**OBJECTIVE:** Copy whichever lines contain the string "placeholder".

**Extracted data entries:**
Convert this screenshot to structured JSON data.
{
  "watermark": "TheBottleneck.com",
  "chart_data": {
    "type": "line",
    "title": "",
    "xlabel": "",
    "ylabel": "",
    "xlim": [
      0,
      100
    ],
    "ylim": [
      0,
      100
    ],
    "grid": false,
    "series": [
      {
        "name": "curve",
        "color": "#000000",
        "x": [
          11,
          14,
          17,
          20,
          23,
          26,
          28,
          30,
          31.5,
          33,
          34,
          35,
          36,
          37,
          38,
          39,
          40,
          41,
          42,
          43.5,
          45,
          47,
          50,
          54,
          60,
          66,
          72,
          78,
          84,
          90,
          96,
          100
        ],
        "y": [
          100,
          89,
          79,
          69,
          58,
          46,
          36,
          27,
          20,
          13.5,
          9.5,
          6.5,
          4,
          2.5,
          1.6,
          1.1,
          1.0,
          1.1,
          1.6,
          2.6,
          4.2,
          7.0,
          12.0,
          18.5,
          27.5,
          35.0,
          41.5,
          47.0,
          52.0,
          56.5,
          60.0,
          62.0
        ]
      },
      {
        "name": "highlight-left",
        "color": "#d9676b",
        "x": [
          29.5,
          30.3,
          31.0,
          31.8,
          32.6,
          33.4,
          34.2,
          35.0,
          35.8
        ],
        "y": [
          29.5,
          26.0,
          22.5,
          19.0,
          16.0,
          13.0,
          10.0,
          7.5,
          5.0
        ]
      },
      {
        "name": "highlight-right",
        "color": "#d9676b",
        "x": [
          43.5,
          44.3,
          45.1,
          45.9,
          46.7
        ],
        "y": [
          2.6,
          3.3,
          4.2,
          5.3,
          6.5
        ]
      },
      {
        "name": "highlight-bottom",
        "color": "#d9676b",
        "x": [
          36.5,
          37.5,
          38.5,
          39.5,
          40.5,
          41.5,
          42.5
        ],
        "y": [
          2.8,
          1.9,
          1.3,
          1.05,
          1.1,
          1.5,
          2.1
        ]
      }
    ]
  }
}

==

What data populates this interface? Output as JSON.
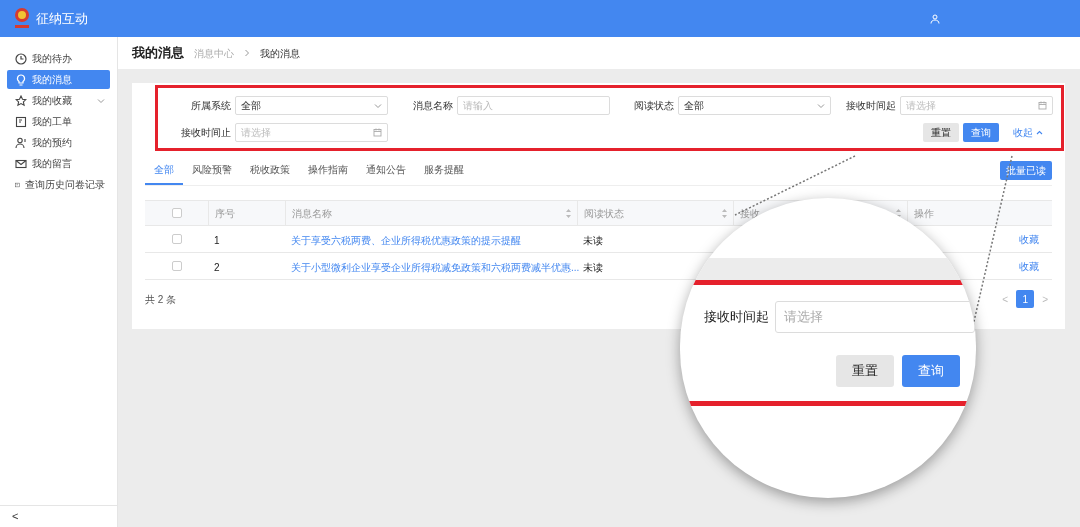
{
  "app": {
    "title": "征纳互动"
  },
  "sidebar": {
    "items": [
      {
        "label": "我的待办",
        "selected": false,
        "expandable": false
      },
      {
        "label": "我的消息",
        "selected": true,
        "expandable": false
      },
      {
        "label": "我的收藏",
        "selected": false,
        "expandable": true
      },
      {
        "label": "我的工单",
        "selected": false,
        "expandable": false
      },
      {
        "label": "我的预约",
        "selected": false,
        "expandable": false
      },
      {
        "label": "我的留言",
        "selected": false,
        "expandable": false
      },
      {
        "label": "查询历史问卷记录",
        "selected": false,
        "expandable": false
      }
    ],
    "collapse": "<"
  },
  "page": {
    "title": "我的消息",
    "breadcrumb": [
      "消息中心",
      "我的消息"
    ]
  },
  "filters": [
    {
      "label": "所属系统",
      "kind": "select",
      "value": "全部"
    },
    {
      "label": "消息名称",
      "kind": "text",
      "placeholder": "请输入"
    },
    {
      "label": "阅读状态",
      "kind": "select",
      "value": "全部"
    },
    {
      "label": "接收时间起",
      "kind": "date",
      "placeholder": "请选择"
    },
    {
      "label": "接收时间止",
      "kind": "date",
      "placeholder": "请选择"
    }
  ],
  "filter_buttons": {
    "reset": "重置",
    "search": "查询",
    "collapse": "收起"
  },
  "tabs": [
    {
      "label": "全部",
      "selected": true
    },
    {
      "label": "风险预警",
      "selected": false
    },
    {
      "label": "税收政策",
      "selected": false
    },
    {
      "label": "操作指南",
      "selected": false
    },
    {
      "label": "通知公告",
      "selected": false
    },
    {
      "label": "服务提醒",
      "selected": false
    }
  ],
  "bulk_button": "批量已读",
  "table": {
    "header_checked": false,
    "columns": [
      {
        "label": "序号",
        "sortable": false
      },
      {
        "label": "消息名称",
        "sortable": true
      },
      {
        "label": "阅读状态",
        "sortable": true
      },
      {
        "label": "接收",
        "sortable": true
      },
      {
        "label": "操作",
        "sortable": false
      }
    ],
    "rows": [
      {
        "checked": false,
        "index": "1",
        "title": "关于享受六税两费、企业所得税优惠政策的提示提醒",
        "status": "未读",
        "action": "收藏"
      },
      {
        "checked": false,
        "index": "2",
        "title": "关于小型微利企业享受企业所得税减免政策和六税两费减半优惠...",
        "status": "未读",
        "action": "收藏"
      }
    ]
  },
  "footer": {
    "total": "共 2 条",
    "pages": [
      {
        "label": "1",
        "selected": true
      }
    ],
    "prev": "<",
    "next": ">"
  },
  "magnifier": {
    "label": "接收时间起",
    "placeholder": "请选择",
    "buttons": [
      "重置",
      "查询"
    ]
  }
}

* * *

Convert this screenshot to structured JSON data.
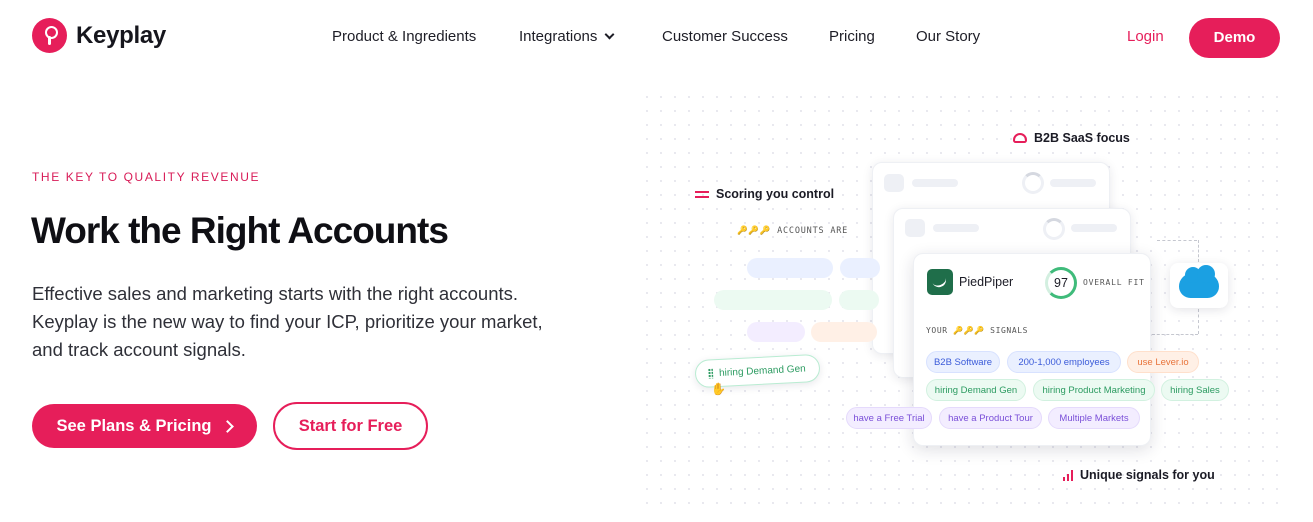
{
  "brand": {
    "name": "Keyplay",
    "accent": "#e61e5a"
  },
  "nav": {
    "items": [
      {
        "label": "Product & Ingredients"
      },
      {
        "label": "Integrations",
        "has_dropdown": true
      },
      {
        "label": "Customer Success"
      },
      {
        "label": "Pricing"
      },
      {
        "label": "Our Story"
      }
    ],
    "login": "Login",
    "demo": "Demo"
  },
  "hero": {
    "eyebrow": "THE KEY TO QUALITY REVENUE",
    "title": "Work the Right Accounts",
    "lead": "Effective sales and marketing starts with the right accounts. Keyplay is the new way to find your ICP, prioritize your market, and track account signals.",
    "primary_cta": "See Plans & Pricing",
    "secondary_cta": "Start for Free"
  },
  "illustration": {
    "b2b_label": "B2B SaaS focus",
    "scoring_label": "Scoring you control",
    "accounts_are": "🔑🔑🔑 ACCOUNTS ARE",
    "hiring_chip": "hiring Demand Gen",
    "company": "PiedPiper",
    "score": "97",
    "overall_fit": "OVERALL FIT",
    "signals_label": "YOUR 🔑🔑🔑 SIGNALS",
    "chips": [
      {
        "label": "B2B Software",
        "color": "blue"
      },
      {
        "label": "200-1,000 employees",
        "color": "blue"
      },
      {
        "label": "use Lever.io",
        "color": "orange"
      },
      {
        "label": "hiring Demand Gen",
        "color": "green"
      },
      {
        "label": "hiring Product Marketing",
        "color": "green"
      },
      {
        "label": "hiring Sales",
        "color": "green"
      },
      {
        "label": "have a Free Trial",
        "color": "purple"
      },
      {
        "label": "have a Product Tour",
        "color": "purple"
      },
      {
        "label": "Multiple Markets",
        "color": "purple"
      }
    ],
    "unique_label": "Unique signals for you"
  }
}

**ANSWER TO THE PROBLEM:**
      "placeholder": "请输入"
      "placeholder": "请选择"
      "placeholder": "请选择"
    "placeholder": "请选择",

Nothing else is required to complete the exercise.